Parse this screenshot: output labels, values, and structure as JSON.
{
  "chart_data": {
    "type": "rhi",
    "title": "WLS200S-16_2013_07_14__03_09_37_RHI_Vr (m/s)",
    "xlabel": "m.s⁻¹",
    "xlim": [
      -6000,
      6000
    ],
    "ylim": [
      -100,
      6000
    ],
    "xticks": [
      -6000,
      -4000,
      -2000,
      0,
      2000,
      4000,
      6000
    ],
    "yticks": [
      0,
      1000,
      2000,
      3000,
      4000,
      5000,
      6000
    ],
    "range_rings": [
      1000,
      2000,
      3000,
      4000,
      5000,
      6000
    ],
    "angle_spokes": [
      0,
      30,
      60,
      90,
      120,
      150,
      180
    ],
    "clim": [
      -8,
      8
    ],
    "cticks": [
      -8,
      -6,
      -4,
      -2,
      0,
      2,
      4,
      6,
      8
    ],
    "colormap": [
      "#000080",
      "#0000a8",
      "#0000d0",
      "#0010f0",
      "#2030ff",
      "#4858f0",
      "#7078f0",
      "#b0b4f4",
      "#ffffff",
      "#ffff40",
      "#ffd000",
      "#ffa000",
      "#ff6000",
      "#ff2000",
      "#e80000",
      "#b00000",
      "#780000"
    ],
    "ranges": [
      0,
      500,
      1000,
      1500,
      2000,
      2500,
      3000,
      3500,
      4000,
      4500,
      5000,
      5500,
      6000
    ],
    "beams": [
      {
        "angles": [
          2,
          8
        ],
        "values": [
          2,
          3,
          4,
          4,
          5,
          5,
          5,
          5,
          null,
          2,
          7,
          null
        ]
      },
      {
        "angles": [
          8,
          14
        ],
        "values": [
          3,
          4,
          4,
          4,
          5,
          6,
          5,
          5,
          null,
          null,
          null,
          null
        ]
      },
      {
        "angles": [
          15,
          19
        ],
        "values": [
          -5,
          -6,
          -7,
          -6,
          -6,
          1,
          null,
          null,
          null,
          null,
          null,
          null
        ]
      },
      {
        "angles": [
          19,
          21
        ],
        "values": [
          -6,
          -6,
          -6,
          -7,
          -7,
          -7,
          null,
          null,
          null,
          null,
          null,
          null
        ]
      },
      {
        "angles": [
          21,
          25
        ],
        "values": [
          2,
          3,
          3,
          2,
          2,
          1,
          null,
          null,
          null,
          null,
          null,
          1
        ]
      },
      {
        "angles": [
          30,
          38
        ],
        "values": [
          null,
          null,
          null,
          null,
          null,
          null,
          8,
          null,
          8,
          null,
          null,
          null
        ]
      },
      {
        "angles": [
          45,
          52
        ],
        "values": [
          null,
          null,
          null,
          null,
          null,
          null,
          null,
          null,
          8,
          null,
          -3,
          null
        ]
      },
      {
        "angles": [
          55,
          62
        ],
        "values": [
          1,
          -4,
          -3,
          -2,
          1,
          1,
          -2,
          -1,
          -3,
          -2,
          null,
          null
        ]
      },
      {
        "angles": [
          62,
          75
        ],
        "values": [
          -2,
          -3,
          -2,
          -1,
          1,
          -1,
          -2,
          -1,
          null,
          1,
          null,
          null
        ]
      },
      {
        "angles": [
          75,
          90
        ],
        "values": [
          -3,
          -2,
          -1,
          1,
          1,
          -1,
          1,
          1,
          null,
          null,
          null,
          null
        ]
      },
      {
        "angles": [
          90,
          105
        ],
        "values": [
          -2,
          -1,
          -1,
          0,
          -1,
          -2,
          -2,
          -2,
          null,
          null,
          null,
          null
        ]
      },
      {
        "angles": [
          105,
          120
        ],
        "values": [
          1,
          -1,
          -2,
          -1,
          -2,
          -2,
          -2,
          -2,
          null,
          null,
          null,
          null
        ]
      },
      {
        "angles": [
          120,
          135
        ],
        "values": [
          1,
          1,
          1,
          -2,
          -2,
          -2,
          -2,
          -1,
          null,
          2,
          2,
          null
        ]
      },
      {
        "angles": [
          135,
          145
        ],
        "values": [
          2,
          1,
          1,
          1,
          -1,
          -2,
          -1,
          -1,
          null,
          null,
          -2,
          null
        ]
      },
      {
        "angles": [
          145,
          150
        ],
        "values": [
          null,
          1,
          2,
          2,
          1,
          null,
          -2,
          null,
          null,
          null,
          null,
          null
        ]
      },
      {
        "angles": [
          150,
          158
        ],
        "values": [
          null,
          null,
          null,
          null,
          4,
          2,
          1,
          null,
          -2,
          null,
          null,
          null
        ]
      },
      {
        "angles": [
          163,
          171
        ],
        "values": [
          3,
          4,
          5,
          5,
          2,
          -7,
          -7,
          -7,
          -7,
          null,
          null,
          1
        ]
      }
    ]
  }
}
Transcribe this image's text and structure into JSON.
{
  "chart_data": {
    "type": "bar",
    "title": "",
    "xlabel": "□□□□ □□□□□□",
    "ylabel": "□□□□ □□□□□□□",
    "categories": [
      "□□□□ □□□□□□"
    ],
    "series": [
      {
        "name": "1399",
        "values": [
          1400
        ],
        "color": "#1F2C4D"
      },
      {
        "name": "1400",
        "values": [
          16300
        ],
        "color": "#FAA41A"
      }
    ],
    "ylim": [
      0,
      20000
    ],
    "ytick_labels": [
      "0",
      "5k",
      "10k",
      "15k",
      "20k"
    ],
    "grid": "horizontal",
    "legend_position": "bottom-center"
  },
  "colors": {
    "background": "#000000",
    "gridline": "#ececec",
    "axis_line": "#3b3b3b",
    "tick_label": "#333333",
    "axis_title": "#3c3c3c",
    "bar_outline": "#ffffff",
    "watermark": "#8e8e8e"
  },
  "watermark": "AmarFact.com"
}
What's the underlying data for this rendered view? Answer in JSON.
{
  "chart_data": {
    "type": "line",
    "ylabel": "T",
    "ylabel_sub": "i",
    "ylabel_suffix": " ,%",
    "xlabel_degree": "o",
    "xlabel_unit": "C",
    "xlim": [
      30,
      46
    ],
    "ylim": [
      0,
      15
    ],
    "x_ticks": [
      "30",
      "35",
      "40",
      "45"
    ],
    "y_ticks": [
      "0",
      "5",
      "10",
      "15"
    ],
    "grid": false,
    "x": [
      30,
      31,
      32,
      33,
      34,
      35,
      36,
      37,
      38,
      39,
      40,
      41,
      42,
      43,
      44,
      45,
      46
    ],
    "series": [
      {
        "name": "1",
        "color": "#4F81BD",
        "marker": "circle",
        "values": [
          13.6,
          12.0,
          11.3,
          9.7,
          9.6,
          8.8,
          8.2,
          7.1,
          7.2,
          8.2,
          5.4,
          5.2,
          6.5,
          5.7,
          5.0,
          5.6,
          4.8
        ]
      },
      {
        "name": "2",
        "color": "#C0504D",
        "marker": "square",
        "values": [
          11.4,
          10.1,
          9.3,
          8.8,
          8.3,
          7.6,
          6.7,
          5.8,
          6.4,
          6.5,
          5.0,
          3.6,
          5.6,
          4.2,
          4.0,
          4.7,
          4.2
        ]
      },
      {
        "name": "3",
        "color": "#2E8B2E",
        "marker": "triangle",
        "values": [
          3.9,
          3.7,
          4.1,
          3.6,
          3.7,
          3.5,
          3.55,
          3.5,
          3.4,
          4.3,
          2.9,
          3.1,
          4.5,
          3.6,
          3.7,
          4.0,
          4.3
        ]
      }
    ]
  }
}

=======

**WHAT IS BEING ASKED**
Return every line exactly.

**ANSWER TO THIS TASK**
Parse this screenshot: output labels, values, and structure as JSON.
{
  "chart_data": {
    "type": "rhi",
    "title": "WLS200S-16_2013_07_14__03_09_37_RHI_Vr (m/s)",
    "xlabel": "m.s⁻¹",
    "xlim": [
      -6000,
      6000
    ],
    "ylim": [
      -100,
      6000
    ],
    "xticks": [
      -6000,
      -4000,
      -2000,
      0,
      2000,
      4000,
      6000
    ],
    "yticks": [
      0,
      1000,
      2000,
      3000,
      4000,
      5000,
      6000
    ],
    "range_rings": [
      1000,
      2000,
      3000,
      4000,
      5000,
      6000
    ],
    "angle_spokes": [
      0,
      30,
      60,
      90,
      120,
      150,
      180
    ],
    "clim": [
      -8,
      8
    ],
    "cticks": [
      -8,
      -6,
      -4,
      -2,
      0,
      2,
      4,
      6,
      8
    ],
    "colormap": [
      "#000080",
      "#0000a8",
      "#0000d0",
      "#0010f0",
      "#2030ff",
      "#4858f0",
      "#7078f0",
      "#b0b4f4",
      "#ffffff",
      "#ffff40",
      "#ffd000",
      "#ffa000",
      "#ff6000",
      "#ff2000",
      "#e80000",
      "#b00000",
      "#780000"
    ],
    "ranges": [
      0,
      500,
      1000,
      1500,
      2000,
      2500,
      3000,
      3500,
      4000,
      4500,
      5000,
      5500,
      6000
    ],
    "beams": [
      {
        "angles": [
          2,
          8
        ],
        "values": [
          2,
          3,
          4,
          4,
          5,
          5,
          5,
          5,
          null,
          2,
          7,
          null
        ]
      },
      {
        "angles": [
          8,
          14
        ],
        "values": [
          3,
          4,
          4,
          4,
          5,
          6,
          5,
          5,
          null,
          null,
          null,
          null
        ]
      },
      {
        "angles": [
          15,
          19
        ],
        "values": [
          -5,
          -6,
          -7,
          -6,
          -6,
          1,
          null,
          null,
          null,
          null,
          null,
          null
        ]
      },
      {
        "angles": [
          19,
          21
        ],
        "values": [
          -6,
          -6,
          -6,
          -7,
          -7,
          -7,
          null,
          null,
          null,
          null,
          null,
          null
        ]
      },
      {
        "angles": [
          21,
          25
        ],
        "values": [
          2,
          3,
          3,
          2,
          2,
          1,
          null,
          null,
          null,
          null,
          null,
          1
        ]
      },
      {
        "angles": [
          30,
          38
        ],
        "values": [
          null,
          null,
          null,
          null,
          null,
          null,
          8,
          null,
          8,
          null,
          null,
          null
        ]
      },
      {
        "angles": [
          45,
          52
        ],
        "values": [
          null,
          null,
          null,
          null,
          null,
          null,
          null,
          null,
          8,
          null,
          -3,
          null
        ]
      },
      {
        "angles": [
          55,
          62
        ],
        "values": [
          1,
          -4,
          -3,
          -2,
          1,
          1,
          -2,
          -1,
          -3,
          -2,
          null,
          null
        ]
      },
      {
        "angles": [
          62,
          75
        ],
        "values": [
          -2,
          -3,
          -2,
          -1,
          1,
          -1,
          -2,
          -1,
          null,
          1,
          null,
          null
        ]
      },
      {
        "angles": [
          75,
          90
        ],
        "values": [
          -3,
          -2,
          -1,
          1,
          1,
          -1,
          1,
          1,
          null,
          null,
          null,
          null
        ]
      },
      {
        "angles": [
          90,
          105
        ],
        "values": [
          -2,
          -1,
          -1,
          0,
          -1,
          -2,
          -2,
          -2,
          null,
          null,
          null,
          null
        ]
      },
      {
        "angles": [
          105,
          120
        ],
        "values": [
          1,
          -1,
          -2,
          -1,
          -2,
          -2,
          -2,
          -2,
          null,
          null,
          null,
          null
        ]
      },
      {
        "angles": [
          120,
          135
        ],
        "values": [
          1,
          1,
          1,
          -2,
          -2,
          -2,
          -2,
          -1,
          null,
          2,
          2,
          null
        ]
      },
      {
        "angles": [
          135,
          145
        ],
        "values": [
          2,
          1,
          1,
          1,
          -1,
          -2,
          -1,
          -1,
          null,
          null,
          -2,
          null
        ]
      },
      {
        "angles": [
          145,
          150
        ],
        "values": [
          null,
          1,
          2,
          2,
          1,
          null,
          -2,
          null,
          null,
          null,
          null,
          null
        ]
      },
      {
        "angles": [
          150,
          158
        ],
        "values": [
          null,
          null,
          null,
          null,
          4,
          2,
          1,
          null,
          -2,
          null,
          null,
          null
        ]
      },
      {
        "angles": [
          163,
          171
        ],
        "values": [
          3,
          4,
          5,
          5,
          2,
          -7,
          -7,
          -7,
          -7,
          null,
          null,
          1
        ]
      }
    ]
  }
}
Transcribe this image's text and structure into JSON.
{
  "chart_data": {
    "type": "bar",
    "title": "",
    "xlabel": "□□□□ □□□□□□",
    "ylabel": "□□□□ □□□□□□□",
    "categories": [
      "□□□□ □□□□□□"
    ],
    "series": [
      {
        "name": "1399",
        "values": [
          1400
        ],
        "color": "#1F2C4D"
      },
      {
        "name": "1400",
        "values": [
          16300
        ],
        "color": "#FAA41A"
      }
    ],
    "ylim": [
      0,
      20000
    ],
    "ytick_labels": [
      "0",
      "5k",
      "10k",
      "15k",
      "20k"
    ],
    "grid": "horizontal",
    "legend_position": "bottom-center"
  },
  "colors": {
    "background": "#000000",
    "gridline": "#ececec",
    "axis_line": "#3b3b3b",
    "tick_label": "#333333",
    "axis_title": "#3c3c3c",
    "bar_outline": "#ffffff",
    "watermark": "#8e8e8e"
  },
  "watermark": "AmarFact.com"
}
What's the underlying data for this rendered view? Answer in JSON.
{
  "chart_data": {
    "type": "line",
    "ylabel": "T",
    "ylabel_sub": "i",
    "ylabel_suffix": " ,%",
    "xlabel_degree": "o",
    "xlabel_unit": "C",
    "xlim": [
      30,
      46
    ],
    "ylim": [
      0,
      15
    ],
    "x_ticks": [
      "30",
      "35",
      "40",
      "45"
    ],
    "y_ticks": [
      "0",
      "5",
      "10",
      "15"
    ],
    "grid": false,
    "x": [
      30,
      31,
      32,
      33,
      34,
      35,
      36,
      37,
      38,
      39,
      40,
      41,
      42,
      43,
      44,
      45,
      46
    ],
    "series": [
      {
        "name": "1",
        "color": "#4F81BD",
        "marker": "circle",
        "values": [
          13.6,
          12.0,
          11.3,
          9.7,
          9.6,
          8.8,
          8.2,
          7.1,
          7.2,
          8.2,
          5.4,
          5.2,
          6.5,
          5.7,
          5.0,
          5.6,
          4.8
        ]
      },
      {
        "name": "2",
        "color": "#C0504D",
        "marker": "square",
        "values": [
          11.4,
          10.1,
          9.3,
          8.8,
          8.3,
          7.6,
          6.7,
          5.8,
          6.4,
          6.5,
          5.0,
          3.6,
          5.6,
          4.2,
          4.0,
          4.7,
          4.2
        ]
      },
      {
        "name": "3",
        "color": "#2E8B2E",
        "marker": "triangle",
        "values": [
          3.9,
          3.7,
          4.1,
          3.6,
          3.7,
          3.5,
          3.55,
          3.5,
          3.4,
          4.3,
          2.9,
          3.1,
          4.5,
          3.6,
          3.7,
          4.0,
          4.3
        ]
      }
    ]
  }
}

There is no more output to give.